» **Instruction**
Give the listing again character for character, but drop the images.
___ Dataset extract
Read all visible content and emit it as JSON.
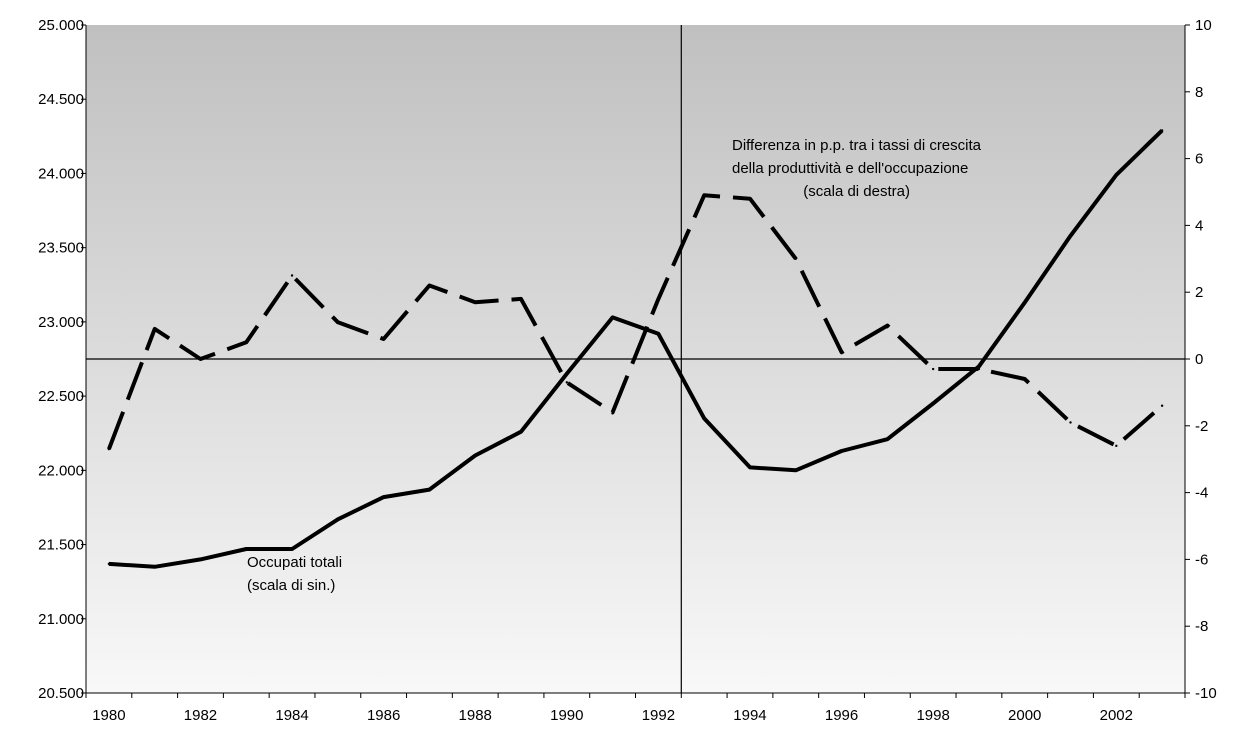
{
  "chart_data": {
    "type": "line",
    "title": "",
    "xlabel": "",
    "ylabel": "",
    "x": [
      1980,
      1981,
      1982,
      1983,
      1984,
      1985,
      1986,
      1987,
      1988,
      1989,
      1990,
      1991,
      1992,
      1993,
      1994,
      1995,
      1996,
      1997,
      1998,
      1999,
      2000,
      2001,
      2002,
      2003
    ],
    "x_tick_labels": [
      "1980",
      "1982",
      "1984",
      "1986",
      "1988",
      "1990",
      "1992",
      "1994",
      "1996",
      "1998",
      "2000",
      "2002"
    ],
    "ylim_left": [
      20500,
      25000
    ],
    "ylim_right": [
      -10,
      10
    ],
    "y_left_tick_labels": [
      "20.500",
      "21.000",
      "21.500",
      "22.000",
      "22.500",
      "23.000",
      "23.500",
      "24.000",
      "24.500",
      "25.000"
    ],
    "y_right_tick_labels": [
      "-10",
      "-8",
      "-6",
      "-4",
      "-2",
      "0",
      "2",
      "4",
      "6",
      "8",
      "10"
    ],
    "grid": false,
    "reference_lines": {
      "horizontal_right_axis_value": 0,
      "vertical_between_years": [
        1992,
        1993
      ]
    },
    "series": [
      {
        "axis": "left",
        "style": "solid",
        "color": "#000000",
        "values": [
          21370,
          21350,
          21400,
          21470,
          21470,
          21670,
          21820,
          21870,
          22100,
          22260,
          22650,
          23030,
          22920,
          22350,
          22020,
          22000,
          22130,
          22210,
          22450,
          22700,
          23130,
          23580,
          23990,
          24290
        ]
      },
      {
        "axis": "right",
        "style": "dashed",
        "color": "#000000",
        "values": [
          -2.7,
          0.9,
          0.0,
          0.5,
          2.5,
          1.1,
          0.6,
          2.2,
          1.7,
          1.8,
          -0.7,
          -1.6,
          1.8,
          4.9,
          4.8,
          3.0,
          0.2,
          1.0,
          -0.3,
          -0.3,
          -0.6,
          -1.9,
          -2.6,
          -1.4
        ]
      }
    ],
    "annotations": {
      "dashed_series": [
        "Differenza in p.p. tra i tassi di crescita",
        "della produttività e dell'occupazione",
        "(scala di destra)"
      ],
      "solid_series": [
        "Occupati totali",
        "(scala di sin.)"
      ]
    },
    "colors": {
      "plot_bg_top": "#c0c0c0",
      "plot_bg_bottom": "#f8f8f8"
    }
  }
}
______
» **Answer in full**
Read all visible content and emit it as JSON.
{
  "chart_data": {
    "type": "line",
    "title": "",
    "xlabel": "",
    "ylabel": "",
    "x": [
      1980,
      1981,
      1982,
      1983,
      1984,
      1985,
      1986,
      1987,
      1988,
      1989,
      1990,
      1991,
      1992,
      1993,
      1994,
      1995,
      1996,
      1997,
      1998,
      1999,
      2000,
      2001,
      2002,
      2003
    ],
    "x_tick_labels": [
      "1980",
      "1982",
      "1984",
      "1986",
      "1988",
      "1990",
      "1992",
      "1994",
      "1996",
      "1998",
      "2000",
      "2002"
    ],
    "ylim_left": [
      20500,
      25000
    ],
    "ylim_right": [
      -10,
      10
    ],
    "y_left_tick_labels": [
      "20.500",
      "21.000",
      "21.500",
      "22.000",
      "22.500",
      "23.000",
      "23.500",
      "24.000",
      "24.500",
      "25.000"
    ],
    "y_right_tick_labels": [
      "-10",
      "-8",
      "-6",
      "-4",
      "-2",
      "0",
      "2",
      "4",
      "6",
      "8",
      "10"
    ],
    "grid": false,
    "reference_lines": {
      "horizontal_right_axis_value": 0,
      "vertical_between_years": [
        1992,
        1993
      ]
    },
    "series": [
      {
        "axis": "left",
        "style": "solid",
        "color": "#000000",
        "values": [
          21370,
          21350,
          21400,
          21470,
          21470,
          21670,
          21820,
          21870,
          22100,
          22260,
          22650,
          23030,
          22920,
          22350,
          22020,
          22000,
          22130,
          22210,
          22450,
          22700,
          23130,
          23580,
          23990,
          24290
        ]
      },
      {
        "axis": "right",
        "style": "dashed",
        "color": "#000000",
        "values": [
          -2.7,
          0.9,
          0.0,
          0.5,
          2.5,
          1.1,
          0.6,
          2.2,
          1.7,
          1.8,
          -0.7,
          -1.6,
          1.8,
          4.9,
          4.8,
          3.0,
          0.2,
          1.0,
          -0.3,
          -0.3,
          -0.6,
          -1.9,
          -2.6,
          -1.4
        ]
      }
    ],
    "annotations": {
      "dashed_series": [
        "Differenza in p.p. tra i tassi di crescita",
        "della produttività e dell'occupazione",
        "(scala di destra)"
      ],
      "solid_series": [
        "Occupati totali",
        "(scala di sin.)"
      ]
    },
    "colors": {
      "plot_bg_top": "#c0c0c0",
      "plot_bg_bottom": "#f8f8f8"
    }
  }
}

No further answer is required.